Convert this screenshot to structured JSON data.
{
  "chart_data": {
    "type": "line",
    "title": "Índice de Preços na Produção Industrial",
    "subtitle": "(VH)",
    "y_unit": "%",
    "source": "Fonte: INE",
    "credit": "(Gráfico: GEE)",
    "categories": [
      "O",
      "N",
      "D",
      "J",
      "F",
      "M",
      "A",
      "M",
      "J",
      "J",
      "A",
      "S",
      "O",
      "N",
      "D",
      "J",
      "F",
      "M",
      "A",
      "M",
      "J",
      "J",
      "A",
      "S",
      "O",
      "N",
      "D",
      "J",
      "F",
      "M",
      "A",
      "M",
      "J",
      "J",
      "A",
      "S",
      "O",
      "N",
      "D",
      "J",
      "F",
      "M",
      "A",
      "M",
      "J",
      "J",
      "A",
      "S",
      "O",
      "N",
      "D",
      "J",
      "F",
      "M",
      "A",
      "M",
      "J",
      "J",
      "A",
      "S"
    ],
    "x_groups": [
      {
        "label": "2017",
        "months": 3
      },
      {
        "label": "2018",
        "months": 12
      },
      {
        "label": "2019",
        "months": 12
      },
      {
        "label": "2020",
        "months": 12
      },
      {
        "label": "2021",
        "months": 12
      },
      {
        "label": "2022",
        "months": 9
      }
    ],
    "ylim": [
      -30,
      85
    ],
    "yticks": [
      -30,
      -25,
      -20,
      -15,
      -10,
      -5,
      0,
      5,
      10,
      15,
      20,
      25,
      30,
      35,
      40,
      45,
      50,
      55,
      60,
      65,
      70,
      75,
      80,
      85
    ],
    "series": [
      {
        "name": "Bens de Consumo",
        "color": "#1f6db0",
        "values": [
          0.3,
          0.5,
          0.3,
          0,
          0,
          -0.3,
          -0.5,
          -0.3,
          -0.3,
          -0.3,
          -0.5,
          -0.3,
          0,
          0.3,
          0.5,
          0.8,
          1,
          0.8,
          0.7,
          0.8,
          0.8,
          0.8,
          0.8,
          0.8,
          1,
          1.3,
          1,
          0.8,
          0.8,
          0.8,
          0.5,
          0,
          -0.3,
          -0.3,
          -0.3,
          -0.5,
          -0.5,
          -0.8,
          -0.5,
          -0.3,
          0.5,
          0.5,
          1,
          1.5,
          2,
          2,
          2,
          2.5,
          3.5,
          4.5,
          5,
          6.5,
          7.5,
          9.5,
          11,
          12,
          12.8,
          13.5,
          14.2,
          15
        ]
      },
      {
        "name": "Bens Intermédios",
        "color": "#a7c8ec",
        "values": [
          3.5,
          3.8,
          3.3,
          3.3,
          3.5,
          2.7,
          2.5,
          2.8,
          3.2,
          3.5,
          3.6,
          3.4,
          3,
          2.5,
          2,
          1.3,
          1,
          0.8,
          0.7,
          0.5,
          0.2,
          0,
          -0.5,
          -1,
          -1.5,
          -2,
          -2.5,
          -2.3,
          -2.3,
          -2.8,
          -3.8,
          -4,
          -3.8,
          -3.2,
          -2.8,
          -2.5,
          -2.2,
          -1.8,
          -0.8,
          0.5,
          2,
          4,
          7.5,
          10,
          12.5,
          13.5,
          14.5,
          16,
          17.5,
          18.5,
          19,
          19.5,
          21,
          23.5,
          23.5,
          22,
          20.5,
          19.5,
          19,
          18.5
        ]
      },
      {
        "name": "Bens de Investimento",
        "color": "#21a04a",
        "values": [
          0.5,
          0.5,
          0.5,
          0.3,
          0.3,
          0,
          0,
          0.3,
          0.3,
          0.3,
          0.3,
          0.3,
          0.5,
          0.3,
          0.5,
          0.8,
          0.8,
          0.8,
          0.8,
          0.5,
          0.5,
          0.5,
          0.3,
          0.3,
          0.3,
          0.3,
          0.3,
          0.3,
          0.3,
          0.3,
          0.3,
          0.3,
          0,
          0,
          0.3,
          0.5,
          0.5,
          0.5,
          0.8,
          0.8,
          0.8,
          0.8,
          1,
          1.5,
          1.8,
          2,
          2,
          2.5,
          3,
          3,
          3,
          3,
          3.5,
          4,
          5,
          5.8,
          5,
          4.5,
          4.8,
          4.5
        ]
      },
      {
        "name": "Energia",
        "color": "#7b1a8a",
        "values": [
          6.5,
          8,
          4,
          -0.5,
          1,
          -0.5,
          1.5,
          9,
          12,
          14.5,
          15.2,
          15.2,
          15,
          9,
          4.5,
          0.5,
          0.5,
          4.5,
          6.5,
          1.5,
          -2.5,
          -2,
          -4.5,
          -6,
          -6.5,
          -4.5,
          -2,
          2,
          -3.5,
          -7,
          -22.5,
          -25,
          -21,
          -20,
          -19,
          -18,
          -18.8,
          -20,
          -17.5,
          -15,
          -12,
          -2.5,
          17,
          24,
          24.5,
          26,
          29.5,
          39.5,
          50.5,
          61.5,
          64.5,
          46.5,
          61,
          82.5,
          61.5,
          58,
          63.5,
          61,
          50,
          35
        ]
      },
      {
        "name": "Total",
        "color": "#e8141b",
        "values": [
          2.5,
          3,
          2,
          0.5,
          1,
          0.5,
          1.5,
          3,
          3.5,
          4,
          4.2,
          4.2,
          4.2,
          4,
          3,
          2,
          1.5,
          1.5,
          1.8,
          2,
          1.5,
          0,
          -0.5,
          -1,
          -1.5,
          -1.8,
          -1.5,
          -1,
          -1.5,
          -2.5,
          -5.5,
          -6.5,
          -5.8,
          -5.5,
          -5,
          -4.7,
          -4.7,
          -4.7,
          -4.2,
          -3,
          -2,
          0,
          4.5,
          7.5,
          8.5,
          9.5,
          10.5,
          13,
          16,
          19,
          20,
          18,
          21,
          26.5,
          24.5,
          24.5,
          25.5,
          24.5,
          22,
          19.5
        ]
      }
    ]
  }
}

--- Problem statement ---
Looking at the data above, show all lines where the word "name" occurs.

--- Response to the exercise ---
        "name": "Bens de Consumo",
        "name": "Bens Intermédios",
        "name": "Bens de Investimento",
        "name": "Energia",
        "name": "Total",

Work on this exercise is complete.